[Dataset entries]
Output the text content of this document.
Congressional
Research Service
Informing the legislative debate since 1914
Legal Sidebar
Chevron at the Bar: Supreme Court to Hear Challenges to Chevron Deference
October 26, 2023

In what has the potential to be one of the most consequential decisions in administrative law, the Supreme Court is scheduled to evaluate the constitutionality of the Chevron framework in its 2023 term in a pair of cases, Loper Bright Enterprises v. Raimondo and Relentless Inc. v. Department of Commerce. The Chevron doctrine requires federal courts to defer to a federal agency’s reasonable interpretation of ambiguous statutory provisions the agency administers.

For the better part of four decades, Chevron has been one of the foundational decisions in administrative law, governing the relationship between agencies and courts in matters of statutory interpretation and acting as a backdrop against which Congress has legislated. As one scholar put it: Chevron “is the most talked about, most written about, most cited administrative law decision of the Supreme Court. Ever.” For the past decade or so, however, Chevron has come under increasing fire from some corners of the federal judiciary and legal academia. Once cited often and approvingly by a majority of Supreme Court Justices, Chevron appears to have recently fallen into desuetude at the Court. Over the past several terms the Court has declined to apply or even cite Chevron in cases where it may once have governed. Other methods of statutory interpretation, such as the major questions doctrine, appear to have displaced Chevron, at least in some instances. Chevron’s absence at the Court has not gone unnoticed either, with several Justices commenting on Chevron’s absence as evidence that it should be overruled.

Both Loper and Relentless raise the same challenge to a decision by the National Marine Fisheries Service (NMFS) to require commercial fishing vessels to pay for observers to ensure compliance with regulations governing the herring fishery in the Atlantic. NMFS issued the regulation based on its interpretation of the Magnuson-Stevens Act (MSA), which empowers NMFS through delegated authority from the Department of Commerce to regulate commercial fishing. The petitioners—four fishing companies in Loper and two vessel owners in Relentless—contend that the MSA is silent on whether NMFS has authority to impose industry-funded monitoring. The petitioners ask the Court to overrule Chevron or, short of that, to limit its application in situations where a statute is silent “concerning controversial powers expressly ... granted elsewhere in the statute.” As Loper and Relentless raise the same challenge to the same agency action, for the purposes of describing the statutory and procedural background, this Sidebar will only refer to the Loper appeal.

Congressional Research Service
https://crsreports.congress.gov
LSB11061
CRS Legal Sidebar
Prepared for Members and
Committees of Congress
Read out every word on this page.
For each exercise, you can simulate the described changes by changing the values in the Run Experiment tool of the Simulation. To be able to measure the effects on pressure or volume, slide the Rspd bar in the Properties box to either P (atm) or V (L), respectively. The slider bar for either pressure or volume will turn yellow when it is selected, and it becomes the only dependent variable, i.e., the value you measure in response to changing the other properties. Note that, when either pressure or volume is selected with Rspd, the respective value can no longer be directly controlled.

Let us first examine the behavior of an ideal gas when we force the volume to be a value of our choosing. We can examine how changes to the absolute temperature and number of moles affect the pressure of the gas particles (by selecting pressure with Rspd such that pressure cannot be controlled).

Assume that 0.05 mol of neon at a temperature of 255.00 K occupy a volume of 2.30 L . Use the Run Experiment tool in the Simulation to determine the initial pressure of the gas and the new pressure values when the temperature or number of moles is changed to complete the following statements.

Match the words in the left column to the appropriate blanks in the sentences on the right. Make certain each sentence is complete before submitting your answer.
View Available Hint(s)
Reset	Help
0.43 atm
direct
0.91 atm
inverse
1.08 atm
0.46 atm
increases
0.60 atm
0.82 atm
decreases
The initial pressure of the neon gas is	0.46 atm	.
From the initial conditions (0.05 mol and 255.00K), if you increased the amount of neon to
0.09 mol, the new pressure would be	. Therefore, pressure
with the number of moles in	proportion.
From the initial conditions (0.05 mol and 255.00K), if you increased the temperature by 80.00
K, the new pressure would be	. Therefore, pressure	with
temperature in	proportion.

* * *

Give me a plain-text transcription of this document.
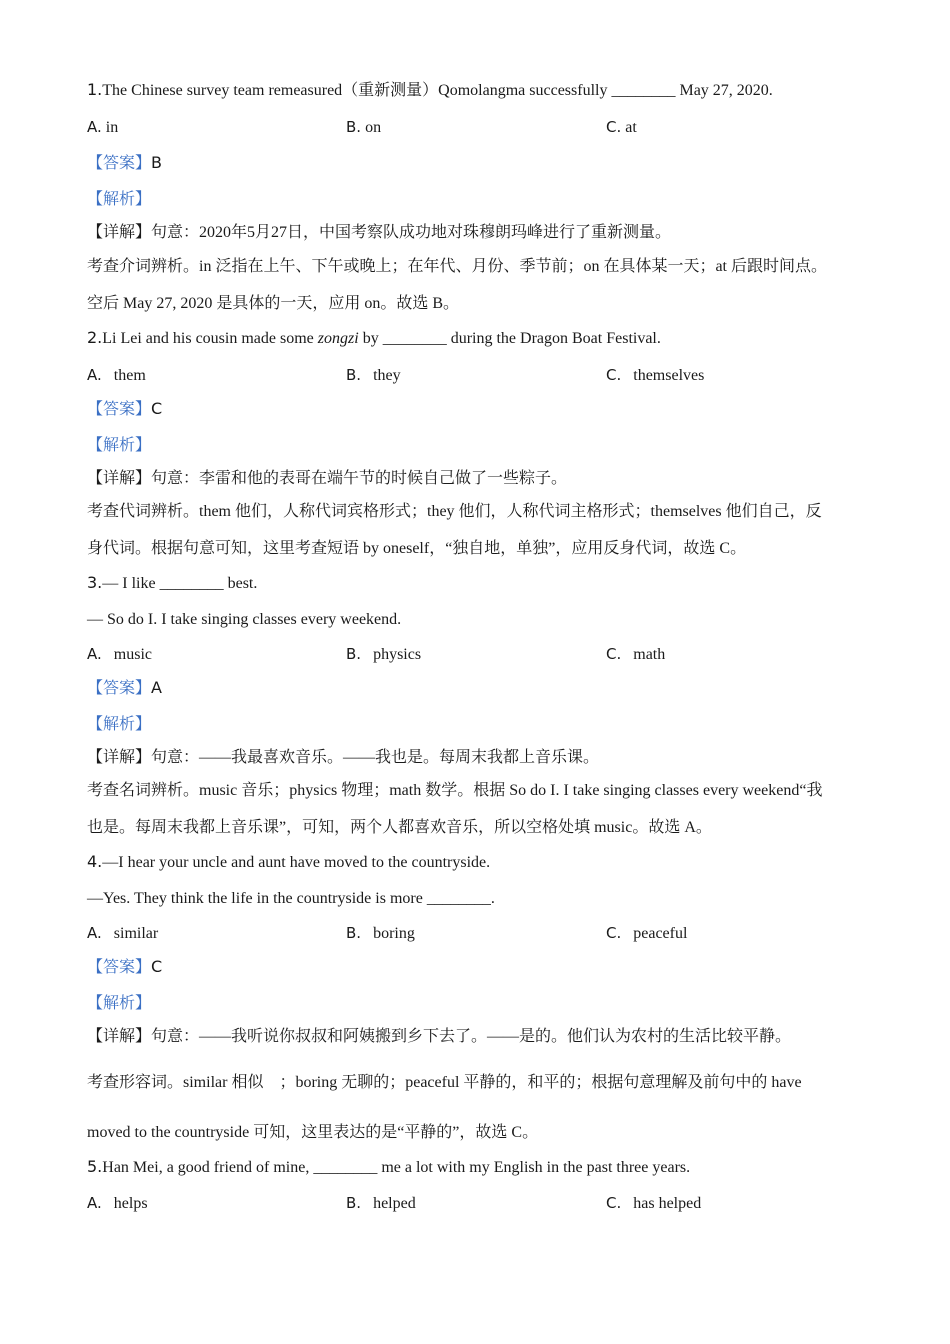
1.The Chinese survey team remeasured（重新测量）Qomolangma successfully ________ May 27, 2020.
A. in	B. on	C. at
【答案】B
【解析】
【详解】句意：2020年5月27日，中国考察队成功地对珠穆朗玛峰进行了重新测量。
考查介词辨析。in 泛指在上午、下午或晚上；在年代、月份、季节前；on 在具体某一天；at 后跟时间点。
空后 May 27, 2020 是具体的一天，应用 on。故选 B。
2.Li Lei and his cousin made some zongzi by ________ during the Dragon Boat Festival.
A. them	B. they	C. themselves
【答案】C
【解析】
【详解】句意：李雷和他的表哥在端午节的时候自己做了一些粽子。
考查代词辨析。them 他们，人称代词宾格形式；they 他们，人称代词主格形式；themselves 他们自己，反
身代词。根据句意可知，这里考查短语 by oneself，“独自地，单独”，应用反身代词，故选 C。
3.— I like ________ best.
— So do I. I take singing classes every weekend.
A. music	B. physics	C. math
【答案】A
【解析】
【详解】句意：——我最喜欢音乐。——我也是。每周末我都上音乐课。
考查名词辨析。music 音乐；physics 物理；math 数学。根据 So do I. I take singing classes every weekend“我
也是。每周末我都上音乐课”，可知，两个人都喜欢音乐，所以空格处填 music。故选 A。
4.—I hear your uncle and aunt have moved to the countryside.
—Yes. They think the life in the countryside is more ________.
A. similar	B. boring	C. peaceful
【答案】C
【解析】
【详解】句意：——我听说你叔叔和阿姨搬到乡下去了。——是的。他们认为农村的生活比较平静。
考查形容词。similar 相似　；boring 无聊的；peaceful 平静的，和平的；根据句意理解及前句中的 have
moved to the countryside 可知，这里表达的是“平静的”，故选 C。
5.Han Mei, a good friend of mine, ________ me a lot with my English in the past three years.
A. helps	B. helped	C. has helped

Stated goal -> Using the material above, report each line where "weekend" occurs.

Full solution ->
— So do I. I take singing classes every weekend.
考查名词辨析。music 音乐；physics 物理；math 数学。根据 So do I. I take singing classes every weekend“我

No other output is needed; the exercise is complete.